▸ Provided data
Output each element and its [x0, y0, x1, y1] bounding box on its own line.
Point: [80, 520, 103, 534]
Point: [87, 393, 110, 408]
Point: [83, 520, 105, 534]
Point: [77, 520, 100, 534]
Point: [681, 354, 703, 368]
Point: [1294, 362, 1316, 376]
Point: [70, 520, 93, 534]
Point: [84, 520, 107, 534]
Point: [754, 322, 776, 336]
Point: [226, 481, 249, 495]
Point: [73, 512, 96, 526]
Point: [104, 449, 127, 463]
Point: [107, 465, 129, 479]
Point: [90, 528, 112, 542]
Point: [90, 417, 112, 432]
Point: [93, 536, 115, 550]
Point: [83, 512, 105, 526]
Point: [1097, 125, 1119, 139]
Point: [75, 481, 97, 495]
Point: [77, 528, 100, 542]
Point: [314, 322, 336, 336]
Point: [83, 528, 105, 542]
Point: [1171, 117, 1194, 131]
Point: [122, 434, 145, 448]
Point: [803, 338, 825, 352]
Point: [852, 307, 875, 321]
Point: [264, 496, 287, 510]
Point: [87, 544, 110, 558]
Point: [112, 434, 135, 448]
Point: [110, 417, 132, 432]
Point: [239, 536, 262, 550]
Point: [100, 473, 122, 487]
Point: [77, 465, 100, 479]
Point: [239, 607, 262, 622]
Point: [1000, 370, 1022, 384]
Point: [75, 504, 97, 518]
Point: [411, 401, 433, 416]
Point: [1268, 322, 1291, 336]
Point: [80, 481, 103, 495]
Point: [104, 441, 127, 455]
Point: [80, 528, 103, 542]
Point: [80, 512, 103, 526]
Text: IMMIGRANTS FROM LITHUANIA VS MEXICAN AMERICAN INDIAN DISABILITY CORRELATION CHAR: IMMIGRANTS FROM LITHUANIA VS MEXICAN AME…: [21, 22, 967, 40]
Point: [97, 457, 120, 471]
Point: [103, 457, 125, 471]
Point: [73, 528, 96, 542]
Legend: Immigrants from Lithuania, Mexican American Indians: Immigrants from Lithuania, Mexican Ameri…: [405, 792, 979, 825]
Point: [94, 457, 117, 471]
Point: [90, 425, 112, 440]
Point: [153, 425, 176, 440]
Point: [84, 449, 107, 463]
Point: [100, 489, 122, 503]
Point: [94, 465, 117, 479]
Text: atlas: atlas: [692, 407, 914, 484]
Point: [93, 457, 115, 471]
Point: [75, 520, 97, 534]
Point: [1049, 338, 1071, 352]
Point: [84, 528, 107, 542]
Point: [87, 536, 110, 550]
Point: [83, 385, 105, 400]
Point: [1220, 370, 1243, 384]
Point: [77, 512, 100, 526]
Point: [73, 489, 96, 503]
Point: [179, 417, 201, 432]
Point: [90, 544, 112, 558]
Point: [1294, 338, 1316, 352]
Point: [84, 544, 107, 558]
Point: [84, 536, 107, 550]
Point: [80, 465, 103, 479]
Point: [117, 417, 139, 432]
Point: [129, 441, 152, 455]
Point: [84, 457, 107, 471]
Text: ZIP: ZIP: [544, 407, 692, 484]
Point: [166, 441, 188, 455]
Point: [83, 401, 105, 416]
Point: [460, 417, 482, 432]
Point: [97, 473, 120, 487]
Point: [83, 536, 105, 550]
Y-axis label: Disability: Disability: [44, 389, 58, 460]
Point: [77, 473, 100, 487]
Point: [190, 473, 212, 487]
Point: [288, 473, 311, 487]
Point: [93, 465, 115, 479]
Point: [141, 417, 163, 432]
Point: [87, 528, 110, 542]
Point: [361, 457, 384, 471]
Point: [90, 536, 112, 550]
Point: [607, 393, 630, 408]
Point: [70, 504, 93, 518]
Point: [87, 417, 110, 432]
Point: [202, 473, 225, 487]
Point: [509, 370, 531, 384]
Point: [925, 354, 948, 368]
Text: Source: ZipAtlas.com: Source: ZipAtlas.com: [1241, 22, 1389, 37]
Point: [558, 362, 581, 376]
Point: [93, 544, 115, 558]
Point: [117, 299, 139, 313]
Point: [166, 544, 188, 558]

▸ Task instructions
Copy the listing word for word, from its first line up to and including the line with "Point: [90, 544, 112, 558]".

▸ Response to the exercise
Output each element and its [x0, y0, x1, y1] bounding box on its own line.
Point: [80, 520, 103, 534]
Point: [87, 393, 110, 408]
Point: [83, 520, 105, 534]
Point: [77, 520, 100, 534]
Point: [681, 354, 703, 368]
Point: [1294, 362, 1316, 376]
Point: [70, 520, 93, 534]
Point: [84, 520, 107, 534]
Point: [754, 322, 776, 336]
Point: [226, 481, 249, 495]
Point: [73, 512, 96, 526]
Point: [104, 449, 127, 463]
Point: [107, 465, 129, 479]
Point: [90, 528, 112, 542]
Point: [90, 417, 112, 432]
Point: [93, 536, 115, 550]
Point: [83, 512, 105, 526]
Point: [1097, 125, 1119, 139]
Point: [75, 481, 97, 495]
Point: [77, 528, 100, 542]
Point: [314, 322, 336, 336]
Point: [83, 528, 105, 542]
Point: [1171, 117, 1194, 131]
Point: [122, 434, 145, 448]
Point: [803, 338, 825, 352]
Point: [852, 307, 875, 321]
Point: [264, 496, 287, 510]
Point: [87, 544, 110, 558]
Point: [112, 434, 135, 448]
Point: [110, 417, 132, 432]
Point: [239, 536, 262, 550]
Point: [100, 473, 122, 487]
Point: [77, 465, 100, 479]
Point: [239, 607, 262, 622]
Point: [1000, 370, 1022, 384]
Point: [75, 504, 97, 518]
Point: [411, 401, 433, 416]
Point: [1268, 322, 1291, 336]
Point: [80, 481, 103, 495]
Point: [104, 441, 127, 455]
Point: [80, 528, 103, 542]
Point: [80, 512, 103, 526]
Text: IMMIGRANTS FROM LITHUANIA VS MEXICAN AMERICAN INDIAN DISABILITY CORRELATION CHAR: IMMIGRANTS FROM LITHUANIA VS MEXICAN AME…: [21, 22, 967, 40]
Point: [97, 457, 120, 471]
Point: [103, 457, 125, 471]
Point: [73, 528, 96, 542]
Legend: Immigrants from Lithuania, Mexican American Indians: Immigrants from Lithuania, Mexican Ameri…: [405, 792, 979, 825]
Point: [94, 457, 117, 471]
Point: [90, 425, 112, 440]
Point: [153, 425, 176, 440]
Point: [84, 449, 107, 463]
Point: [100, 489, 122, 503]
Point: [94, 465, 117, 479]
Text: atlas: atlas: [692, 407, 914, 484]
Point: [93, 457, 115, 471]
Point: [75, 520, 97, 534]
Point: [1049, 338, 1071, 352]
Point: [84, 528, 107, 542]
Point: [87, 536, 110, 550]
Point: [83, 385, 105, 400]
Point: [1220, 370, 1243, 384]
Point: [77, 512, 100, 526]
Point: [73, 489, 96, 503]
Point: [179, 417, 201, 432]
Point: [90, 544, 112, 558]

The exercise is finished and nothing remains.